─── RECORDED INFORMATION
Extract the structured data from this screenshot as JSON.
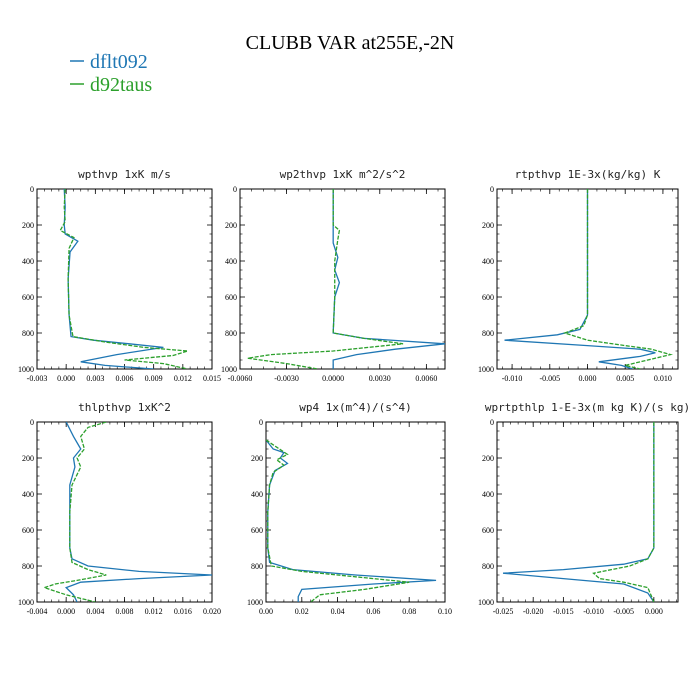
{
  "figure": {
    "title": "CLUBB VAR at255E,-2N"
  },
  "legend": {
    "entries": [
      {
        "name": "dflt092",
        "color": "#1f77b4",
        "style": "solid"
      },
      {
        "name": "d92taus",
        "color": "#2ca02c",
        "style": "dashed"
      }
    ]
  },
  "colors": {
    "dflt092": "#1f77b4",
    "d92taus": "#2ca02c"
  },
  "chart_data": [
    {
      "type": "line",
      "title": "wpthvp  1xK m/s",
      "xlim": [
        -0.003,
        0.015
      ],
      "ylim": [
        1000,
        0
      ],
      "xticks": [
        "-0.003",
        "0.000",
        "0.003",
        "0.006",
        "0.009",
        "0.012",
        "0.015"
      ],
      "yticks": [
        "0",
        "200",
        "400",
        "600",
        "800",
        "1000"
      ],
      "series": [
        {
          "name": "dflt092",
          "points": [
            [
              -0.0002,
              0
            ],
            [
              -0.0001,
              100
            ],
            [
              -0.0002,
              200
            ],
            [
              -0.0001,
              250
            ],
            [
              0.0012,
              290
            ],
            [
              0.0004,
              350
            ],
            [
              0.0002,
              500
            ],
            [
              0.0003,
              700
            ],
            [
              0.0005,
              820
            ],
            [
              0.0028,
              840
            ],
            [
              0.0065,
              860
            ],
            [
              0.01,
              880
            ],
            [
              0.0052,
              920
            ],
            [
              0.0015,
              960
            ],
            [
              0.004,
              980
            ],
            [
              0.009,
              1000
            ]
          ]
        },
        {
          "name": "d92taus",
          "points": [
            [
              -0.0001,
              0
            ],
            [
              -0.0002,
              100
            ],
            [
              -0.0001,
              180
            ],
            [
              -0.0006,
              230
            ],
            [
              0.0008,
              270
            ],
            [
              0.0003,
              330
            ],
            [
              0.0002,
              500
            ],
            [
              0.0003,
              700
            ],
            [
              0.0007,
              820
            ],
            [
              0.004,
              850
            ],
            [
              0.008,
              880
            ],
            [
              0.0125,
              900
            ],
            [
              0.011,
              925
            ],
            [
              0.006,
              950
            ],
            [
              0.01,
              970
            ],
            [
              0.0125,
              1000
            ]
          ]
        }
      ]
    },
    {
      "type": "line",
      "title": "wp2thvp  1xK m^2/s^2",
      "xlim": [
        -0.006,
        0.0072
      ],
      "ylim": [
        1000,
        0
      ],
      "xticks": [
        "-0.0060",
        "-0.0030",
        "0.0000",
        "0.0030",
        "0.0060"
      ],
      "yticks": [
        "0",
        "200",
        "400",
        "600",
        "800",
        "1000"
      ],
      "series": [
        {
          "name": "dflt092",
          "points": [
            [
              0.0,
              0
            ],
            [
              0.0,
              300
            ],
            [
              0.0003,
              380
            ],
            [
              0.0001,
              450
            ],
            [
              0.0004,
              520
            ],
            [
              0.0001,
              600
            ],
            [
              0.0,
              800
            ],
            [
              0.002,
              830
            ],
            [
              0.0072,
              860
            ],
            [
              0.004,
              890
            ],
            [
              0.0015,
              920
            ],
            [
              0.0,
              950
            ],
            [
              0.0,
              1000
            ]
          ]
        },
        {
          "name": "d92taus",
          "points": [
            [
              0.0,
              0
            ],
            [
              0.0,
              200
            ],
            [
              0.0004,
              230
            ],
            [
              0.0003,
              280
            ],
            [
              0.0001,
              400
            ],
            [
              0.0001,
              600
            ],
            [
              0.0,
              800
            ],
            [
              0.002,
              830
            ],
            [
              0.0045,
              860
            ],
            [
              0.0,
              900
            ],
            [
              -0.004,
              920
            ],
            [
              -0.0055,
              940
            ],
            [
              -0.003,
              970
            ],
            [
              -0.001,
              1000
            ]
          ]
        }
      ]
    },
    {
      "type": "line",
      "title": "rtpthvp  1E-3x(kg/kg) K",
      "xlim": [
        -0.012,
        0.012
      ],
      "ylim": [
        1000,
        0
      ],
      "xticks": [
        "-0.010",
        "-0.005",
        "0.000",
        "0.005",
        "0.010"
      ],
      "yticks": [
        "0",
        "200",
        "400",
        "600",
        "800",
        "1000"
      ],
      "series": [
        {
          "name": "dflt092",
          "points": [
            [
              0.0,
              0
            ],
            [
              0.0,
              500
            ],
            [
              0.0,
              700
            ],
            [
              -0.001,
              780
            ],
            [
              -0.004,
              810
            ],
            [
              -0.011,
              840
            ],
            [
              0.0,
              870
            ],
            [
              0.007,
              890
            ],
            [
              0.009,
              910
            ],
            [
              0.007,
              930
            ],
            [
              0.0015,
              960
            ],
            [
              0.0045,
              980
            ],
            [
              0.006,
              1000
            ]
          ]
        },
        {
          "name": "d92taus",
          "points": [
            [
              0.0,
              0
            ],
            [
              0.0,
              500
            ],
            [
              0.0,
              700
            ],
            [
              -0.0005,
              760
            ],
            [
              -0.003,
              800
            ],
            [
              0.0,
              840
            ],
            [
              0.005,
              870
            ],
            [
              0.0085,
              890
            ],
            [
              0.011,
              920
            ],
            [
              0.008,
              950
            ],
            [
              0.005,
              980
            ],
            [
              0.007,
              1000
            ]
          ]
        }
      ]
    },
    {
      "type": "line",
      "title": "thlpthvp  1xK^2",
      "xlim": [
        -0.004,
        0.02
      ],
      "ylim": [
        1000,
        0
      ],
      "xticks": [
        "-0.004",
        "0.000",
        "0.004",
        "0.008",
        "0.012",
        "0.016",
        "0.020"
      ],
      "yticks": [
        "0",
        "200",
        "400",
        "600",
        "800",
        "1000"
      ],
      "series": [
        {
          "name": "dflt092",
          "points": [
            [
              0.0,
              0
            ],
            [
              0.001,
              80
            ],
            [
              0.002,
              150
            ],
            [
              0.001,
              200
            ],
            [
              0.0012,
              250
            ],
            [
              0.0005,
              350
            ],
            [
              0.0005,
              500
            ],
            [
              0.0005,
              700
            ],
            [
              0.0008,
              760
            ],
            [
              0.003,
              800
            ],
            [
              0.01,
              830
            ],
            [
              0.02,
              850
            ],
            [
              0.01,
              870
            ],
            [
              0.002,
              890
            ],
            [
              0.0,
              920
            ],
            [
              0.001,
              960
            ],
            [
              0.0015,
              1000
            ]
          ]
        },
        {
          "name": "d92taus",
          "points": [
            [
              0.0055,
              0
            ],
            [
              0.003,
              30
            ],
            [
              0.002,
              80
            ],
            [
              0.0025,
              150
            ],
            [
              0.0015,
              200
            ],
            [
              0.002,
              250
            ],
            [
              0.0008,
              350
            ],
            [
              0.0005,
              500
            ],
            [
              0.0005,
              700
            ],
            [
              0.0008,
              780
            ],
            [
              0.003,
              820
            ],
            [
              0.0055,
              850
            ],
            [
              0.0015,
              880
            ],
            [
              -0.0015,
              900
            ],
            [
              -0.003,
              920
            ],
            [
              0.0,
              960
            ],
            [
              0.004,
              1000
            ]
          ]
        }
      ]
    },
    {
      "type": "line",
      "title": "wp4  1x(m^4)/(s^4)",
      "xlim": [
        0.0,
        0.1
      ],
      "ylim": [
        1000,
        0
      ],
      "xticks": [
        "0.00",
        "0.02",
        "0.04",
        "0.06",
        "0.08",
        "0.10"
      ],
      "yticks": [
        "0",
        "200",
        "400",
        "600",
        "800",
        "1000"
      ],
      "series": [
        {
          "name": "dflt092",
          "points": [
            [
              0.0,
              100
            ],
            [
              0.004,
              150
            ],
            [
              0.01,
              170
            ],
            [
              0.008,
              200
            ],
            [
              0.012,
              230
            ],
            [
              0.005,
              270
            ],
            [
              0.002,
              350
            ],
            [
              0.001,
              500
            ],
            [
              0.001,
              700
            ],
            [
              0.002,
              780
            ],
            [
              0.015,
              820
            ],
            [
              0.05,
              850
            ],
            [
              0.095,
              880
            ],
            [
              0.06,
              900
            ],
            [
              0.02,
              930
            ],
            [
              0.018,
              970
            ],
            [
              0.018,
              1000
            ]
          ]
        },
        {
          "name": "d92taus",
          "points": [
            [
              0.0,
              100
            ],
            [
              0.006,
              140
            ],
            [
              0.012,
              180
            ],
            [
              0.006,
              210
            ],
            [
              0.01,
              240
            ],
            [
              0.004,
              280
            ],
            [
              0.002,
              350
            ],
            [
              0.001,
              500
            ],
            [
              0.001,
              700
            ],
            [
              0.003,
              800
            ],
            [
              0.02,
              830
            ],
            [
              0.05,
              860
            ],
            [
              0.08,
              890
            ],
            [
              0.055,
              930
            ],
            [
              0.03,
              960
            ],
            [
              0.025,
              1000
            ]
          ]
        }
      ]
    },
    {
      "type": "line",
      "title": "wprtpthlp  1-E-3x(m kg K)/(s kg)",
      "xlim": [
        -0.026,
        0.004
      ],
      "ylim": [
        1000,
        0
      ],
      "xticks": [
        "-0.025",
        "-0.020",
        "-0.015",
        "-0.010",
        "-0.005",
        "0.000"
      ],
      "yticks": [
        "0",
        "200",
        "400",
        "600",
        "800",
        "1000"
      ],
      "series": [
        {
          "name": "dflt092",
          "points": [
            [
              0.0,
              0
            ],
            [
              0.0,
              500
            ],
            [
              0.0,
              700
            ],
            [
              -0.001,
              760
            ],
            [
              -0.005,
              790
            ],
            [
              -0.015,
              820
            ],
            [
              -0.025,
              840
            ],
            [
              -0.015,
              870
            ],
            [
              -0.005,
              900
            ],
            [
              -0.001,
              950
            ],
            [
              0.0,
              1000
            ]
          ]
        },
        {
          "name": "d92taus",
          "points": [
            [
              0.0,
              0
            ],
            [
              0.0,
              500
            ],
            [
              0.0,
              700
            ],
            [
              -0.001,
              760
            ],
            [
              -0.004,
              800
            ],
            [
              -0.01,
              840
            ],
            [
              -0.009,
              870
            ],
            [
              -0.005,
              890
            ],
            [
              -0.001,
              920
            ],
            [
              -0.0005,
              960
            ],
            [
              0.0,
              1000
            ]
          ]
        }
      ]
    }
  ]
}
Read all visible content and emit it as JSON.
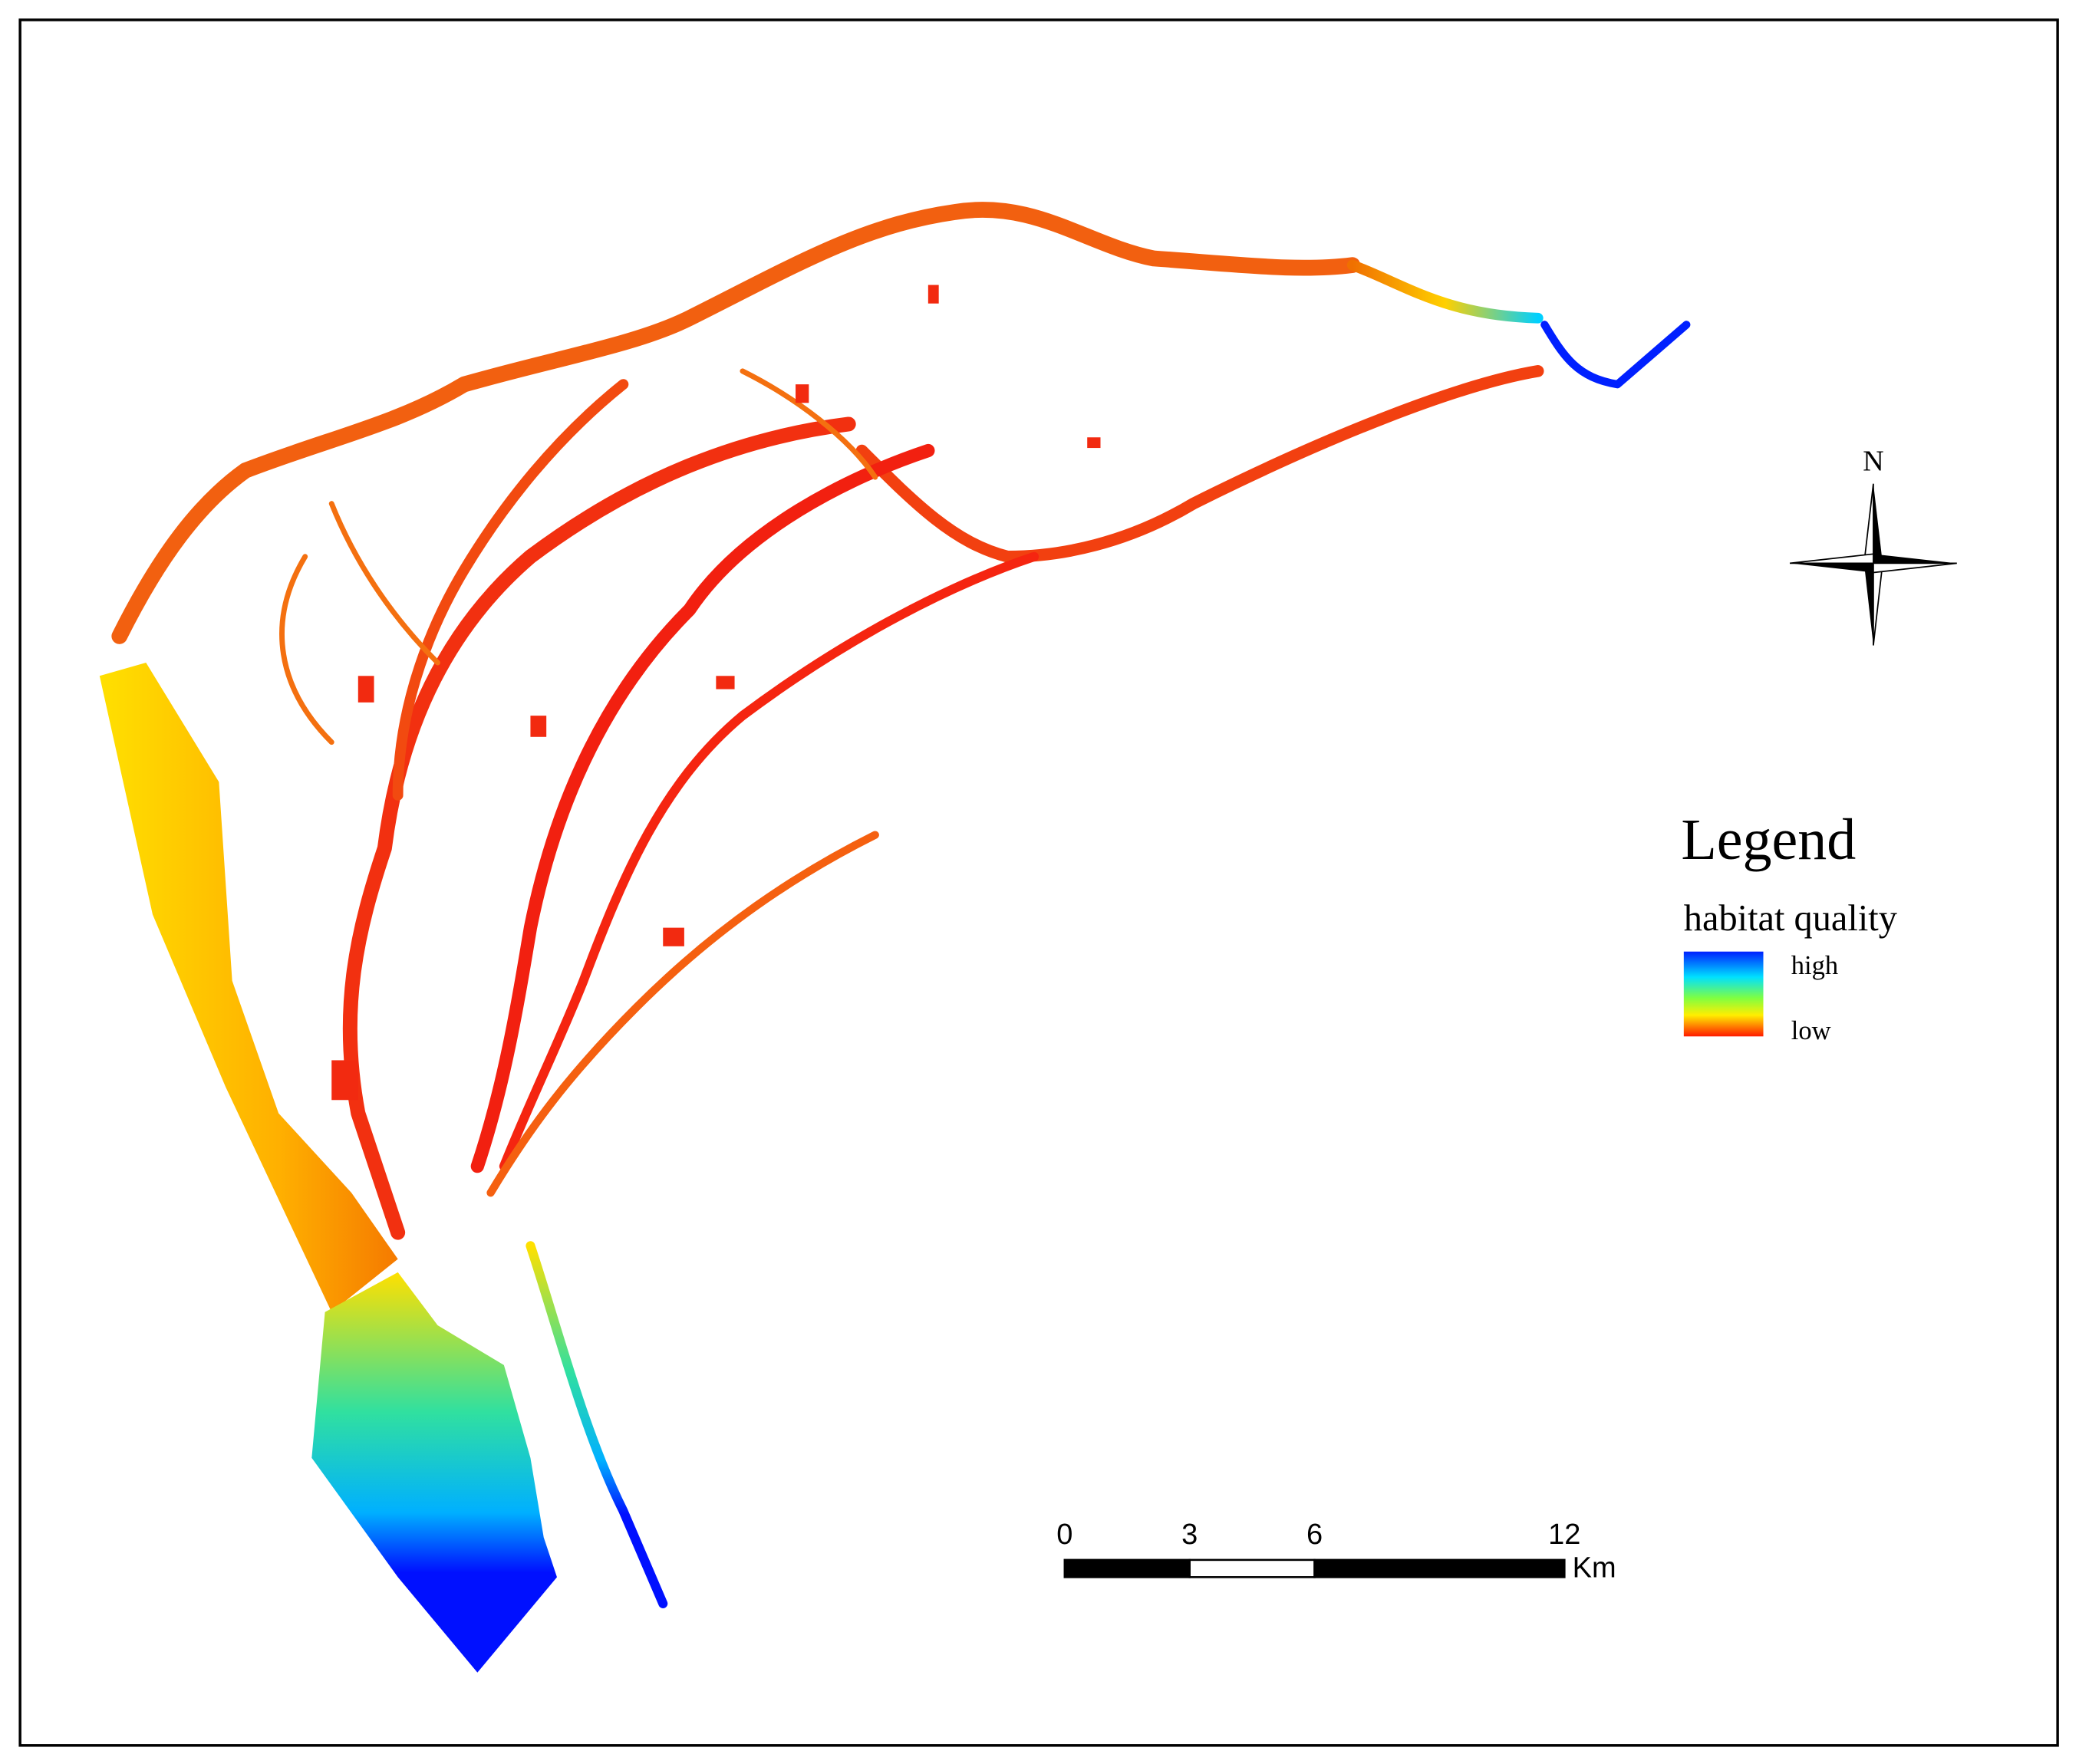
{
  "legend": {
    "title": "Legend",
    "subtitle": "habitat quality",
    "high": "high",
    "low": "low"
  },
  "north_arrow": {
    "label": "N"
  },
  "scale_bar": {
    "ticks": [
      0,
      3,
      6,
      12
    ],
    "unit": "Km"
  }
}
──────
The lines to write out run from the one containing "Read all visible content and emit it as JSON." through the final line of the material above, both included; write them out exactly, with no pictures.

Read all visible content and emit it as JSON.
{
  "legend": {
    "title": "Legend",
    "subtitle": "habitat quality",
    "high": "high",
    "low": "low"
  },
  "north_arrow": {
    "label": "N"
  },
  "scale_bar": {
    "ticks": [
      0,
      3,
      6,
      12
    ],
    "unit": "Km"
  }
}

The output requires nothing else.